■ **WHAT YOU NEED TO DO**: Drop every picture and give the entries back exactly.

§

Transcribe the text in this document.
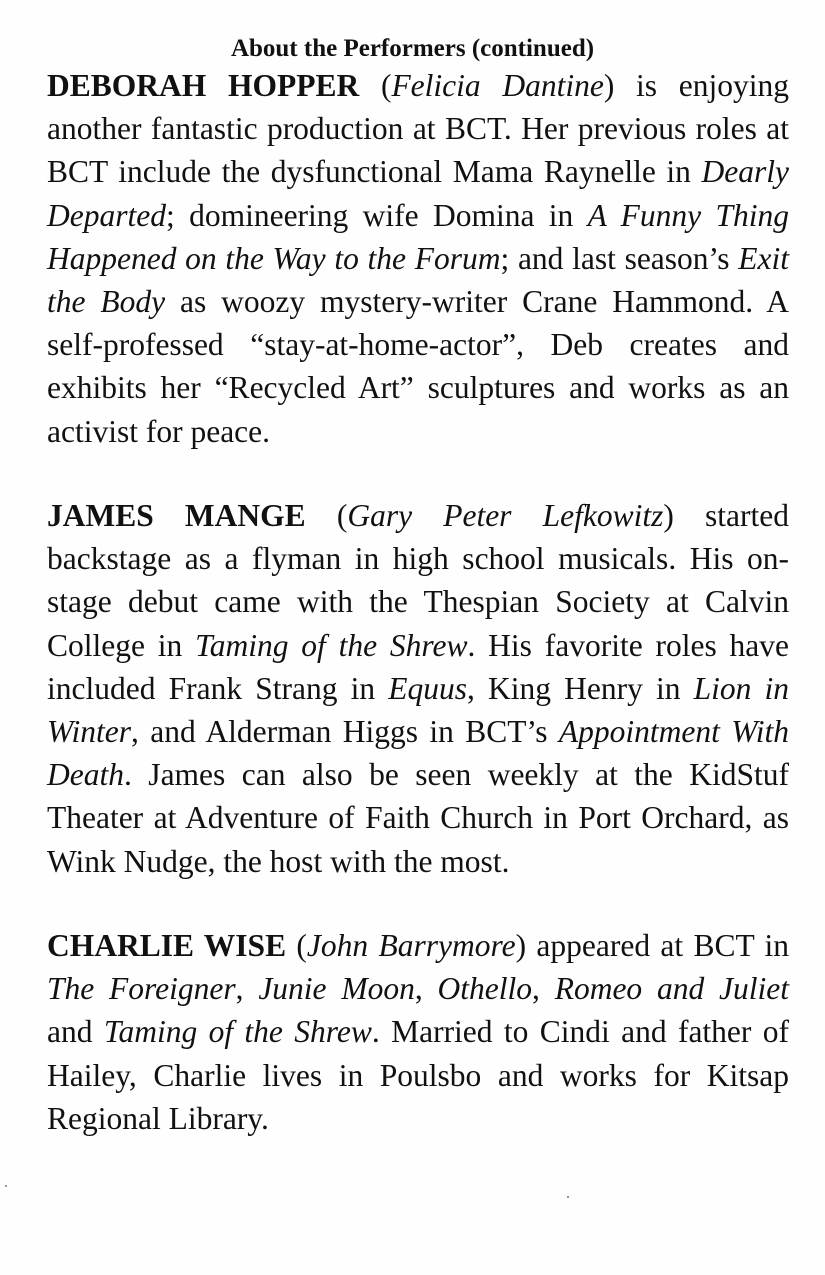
About the Performers (continued)

DEBORAH HOPPER (Felicia Dantine) is enjoying another fantastic production at BCT. Her previous roles at BCT include the dysfunctional Mama Raynelle in Dearly Departed; domineering wife Domina in A Funny Thing Happened on the Way to the Forum; and last season’s Exit the Body as woozy mystery-writer Crane Hammond. A self-professed “stay-at-home-actor”, Deb creates and exhibits her “Recycled Art” sculptures and works as an activist for peace.

JAMES MANGE (Gary Peter Lefkowitz) started backstage as a flyman in high school musicals. His on-stage debut came with the Thespian Society at Calvin College in Taming of the Shrew. His favorite roles have included Frank Strang in Equus, King Henry in Lion in Winter, and Alderman Higgs in BCT’s Appointment With Death. James can also be seen weekly at the KidStuf Theater at Adventure of Faith Church in Port Orchard, as Wink Nudge, the host with the most.

CHARLIE WISE (John Barrymore) appeared at BCT in The Foreigner, Junie Moon, Othello, Romeo and Juliet and Taming of the Shrew. Married to Cindi and father of Hailey, Charlie lives in Poulsbo and works for Kitsap Regional Library.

§

■ **COMPLETED EXERCISE**:
Transcribe the text in this document.
About the Performers (continued)

DEBORAH HOPPER (Felicia Dantine) is enjoying another fantastic production at BCT. Her previous roles at BCT include the dysfunctional Mama Raynelle in Dearly Departed; domineering wife Domina in A Funny Thing Happened on the Way to the Forum; and last season’s Exit the Body as woozy mystery-writer Crane Hammond. A self-professed “stay-at-home-actor”, Deb creates and exhibits her “Recycled Art” sculptures and works as an activist for peace.

JAMES MANGE (Gary Peter Lefkowitz) started backstage as a flyman in high school musicals. His on-stage debut came with the Thespian Society at Calvin College in Taming of the Shrew. His favorite roles have included Frank Strang in Equus, King Henry in Lion in Winter, and Alderman Higgs in BCT’s Appointment With Death. James can also be seen weekly at the KidStuf Theater at Adventure of Faith Church in Port Orchard, as Wink Nudge, the host with the most.

CHARLIE WISE (John Barrymore) appeared at BCT in The Foreigner, Junie Moon, Othello, Romeo and Juliet and Taming of the Shrew. Married to Cindi and father of Hailey, Charlie lives in Poulsbo and works for Kitsap Regional Library.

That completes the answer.